* **STATED EXERCISE**
Find each line containing the string "регионального" and return it.
BEGIN SOURCE MATERIAL
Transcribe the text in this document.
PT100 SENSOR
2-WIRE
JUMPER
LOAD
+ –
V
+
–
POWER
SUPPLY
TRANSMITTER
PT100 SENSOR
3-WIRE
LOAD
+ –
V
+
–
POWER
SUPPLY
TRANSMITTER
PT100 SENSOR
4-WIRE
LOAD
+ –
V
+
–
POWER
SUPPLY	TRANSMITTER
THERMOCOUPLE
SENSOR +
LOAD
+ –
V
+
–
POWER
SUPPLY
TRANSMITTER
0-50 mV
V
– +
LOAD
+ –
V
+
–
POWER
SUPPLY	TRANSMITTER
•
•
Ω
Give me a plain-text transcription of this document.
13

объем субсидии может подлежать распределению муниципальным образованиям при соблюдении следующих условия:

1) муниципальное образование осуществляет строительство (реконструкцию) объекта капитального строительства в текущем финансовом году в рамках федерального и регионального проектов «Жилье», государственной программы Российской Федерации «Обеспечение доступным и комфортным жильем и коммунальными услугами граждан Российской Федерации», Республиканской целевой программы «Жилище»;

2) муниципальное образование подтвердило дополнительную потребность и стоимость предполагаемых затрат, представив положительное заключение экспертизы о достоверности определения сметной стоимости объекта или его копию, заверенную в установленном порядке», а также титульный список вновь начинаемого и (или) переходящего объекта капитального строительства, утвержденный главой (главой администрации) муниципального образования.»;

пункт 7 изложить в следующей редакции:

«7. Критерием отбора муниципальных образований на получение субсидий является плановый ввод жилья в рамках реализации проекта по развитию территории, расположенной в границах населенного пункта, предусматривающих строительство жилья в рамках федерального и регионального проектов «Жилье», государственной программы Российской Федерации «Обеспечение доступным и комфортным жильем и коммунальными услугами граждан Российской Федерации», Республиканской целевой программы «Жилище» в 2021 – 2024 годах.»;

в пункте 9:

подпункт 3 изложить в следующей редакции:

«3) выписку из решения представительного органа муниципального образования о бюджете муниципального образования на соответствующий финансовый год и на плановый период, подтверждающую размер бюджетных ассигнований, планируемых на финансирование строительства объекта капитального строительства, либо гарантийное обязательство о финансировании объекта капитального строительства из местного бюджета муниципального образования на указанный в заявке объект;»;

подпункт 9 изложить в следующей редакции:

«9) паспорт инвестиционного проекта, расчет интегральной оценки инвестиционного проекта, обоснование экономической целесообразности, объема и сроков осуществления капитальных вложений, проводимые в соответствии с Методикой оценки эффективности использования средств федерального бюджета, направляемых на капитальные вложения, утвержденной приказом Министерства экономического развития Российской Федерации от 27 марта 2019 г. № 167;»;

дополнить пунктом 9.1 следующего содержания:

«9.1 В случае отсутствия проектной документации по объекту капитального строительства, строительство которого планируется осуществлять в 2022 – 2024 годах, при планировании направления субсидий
END SOURCE MATERIAL
* **OUTPUT OF THE EXERCISE**
1) муниципальное образование осуществляет строительство (реконструкцию) объекта капитального строительства в текущем финансовом году в рамках федерального и регионального проектов «Жилье», государственной программы Российской Федерации «Обеспечение доступным и комфортным жильем и коммунальными услугами граждан Российской Федерации», Республиканской целевой программы «Жилище»;
«7. Критерием отбора муниципальных образований на получение субсидий является плановый ввод жилья в рамках реализации проекта по развитию территории, расположенной в границах населенного пункта, предусматривающих строительство жилья в рамках федерального и регионального проектов «Жилье», государственной программы Российской Федерации «Обеспечение доступным и комфортным жильем и коммунальными услугами граждан Российской Федерации», Республиканской целевой программы «Жилище» в 2021 – 2024 годах.»;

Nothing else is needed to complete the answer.